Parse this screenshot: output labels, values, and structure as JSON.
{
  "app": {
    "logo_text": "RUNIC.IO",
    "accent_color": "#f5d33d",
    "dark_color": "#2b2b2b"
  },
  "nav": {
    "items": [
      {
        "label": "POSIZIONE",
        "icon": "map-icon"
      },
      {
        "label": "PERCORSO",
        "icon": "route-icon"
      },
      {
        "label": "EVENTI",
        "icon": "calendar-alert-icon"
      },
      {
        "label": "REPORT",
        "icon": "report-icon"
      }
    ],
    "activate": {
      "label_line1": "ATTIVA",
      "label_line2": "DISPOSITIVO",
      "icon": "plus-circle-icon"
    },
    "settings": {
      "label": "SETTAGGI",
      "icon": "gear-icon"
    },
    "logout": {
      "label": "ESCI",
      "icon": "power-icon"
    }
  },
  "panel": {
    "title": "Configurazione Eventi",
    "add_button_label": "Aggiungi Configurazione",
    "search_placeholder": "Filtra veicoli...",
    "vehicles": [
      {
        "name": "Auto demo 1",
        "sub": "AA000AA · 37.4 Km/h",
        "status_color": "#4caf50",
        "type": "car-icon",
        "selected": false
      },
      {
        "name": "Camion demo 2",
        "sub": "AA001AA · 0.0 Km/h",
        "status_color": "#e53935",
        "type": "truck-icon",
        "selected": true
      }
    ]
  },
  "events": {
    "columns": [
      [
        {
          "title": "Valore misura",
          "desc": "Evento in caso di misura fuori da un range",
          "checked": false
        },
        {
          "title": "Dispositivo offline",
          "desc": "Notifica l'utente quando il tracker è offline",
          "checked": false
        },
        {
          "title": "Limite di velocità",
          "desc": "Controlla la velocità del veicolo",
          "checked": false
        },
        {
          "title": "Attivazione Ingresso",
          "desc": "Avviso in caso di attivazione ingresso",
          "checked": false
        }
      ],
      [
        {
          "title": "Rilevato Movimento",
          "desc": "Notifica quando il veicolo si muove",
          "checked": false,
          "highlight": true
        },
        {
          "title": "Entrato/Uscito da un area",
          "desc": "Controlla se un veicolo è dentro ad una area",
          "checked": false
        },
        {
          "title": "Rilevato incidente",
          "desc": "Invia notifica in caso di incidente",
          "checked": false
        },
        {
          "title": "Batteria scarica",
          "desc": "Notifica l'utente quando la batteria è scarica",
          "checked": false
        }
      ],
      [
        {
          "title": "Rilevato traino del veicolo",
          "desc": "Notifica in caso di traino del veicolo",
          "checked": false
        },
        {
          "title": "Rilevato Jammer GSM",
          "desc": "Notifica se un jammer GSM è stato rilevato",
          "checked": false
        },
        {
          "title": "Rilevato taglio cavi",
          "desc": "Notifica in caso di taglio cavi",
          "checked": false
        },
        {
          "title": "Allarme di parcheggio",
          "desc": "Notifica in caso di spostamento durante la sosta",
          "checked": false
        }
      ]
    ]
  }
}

========

Task details >> All entries shown above should be printed again exactly.

Task output >>
Parse this screenshot: output labels, values, and structure as JSON.
{
  "app": {
    "logo_text": "RUNIC.IO",
    "accent_color": "#f5d33d",
    "dark_color": "#2b2b2b"
  },
  "nav": {
    "items": [
      {
        "label": "POSIZIONE",
        "icon": "map-icon"
      },
      {
        "label": "PERCORSO",
        "icon": "route-icon"
      },
      {
        "label": "EVENTI",
        "icon": "calendar-alert-icon"
      },
      {
        "label": "REPORT",
        "icon": "report-icon"
      }
    ],
    "activate": {
      "label_line1": "ATTIVA",
      "label_line2": "DISPOSITIVO",
      "icon": "plus-circle-icon"
    },
    "settings": {
      "label": "SETTAGGI",
      "icon": "gear-icon"
    },
    "logout": {
      "label": "ESCI",
      "icon": "power-icon"
    }
  },
  "panel": {
    "title": "Configurazione Eventi",
    "add_button_label": "Aggiungi Configurazione",
    "search_placeholder": "Filtra veicoli...",
    "vehicles": [
      {
        "name": "Auto demo 1",
        "sub": "AA000AA · 37.4 Km/h",
        "status_color": "#4caf50",
        "type": "car-icon",
        "selected": false
      },
      {
        "name": "Camion demo 2",
        "sub": "AA001AA · 0.0 Km/h",
        "status_color": "#e53935",
        "type": "truck-icon",
        "selected": true
      }
    ]
  },
  "events": {
    "columns": [
      [
        {
          "title": "Valore misura",
          "desc": "Evento in caso di misura fuori da un range",
          "checked": false
        },
        {
          "title": "Dispositivo offline",
          "desc": "Notifica l'utente quando il tracker è offline",
          "checked": false
        },
        {
          "title": "Limite di velocità",
          "desc": "Controlla la velocità del veicolo",
          "checked": false
        },
        {
          "title": "Attivazione Ingresso",
          "desc": "Avviso in caso di attivazione ingresso",
          "checked": false
        }
      ],
      [
        {
          "title": "Rilevato Movimento",
          "desc": "Notifica quando il veicolo si muove",
          "checked": false,
          "highlight": true
        },
        {
          "title": "Entrato/Uscito da un area",
          "desc": "Controlla se un veicolo è dentro ad una area",
          "checked": false
        },
        {
          "title": "Rilevato incidente",
          "desc": "Invia notifica in caso di incidente",
          "checked": false
        },
        {
          "title": "Batteria scarica",
          "desc": "Notifica l'utente quando la batteria è scarica",
          "checked": false
        }
      ],
      [
        {
          "title": "Rilevato traino del veicolo",
          "desc": "Notifica in caso di traino del veicolo",
          "checked": false
        },
        {
          "title": "Rilevato Jammer GSM",
          "desc": "Notifica se un jammer GSM è stato rilevato",
          "checked": false
        },
        {
          "title": "Rilevato taglio cavi",
          "desc": "Notifica in caso di taglio cavi",
          "checked": false
        },
        {
          "title": "Allarme di parcheggio",
          "desc": "Notifica in caso di spostamento durante la sosta",
          "checked": false
        }
      ]
    ]
  }
}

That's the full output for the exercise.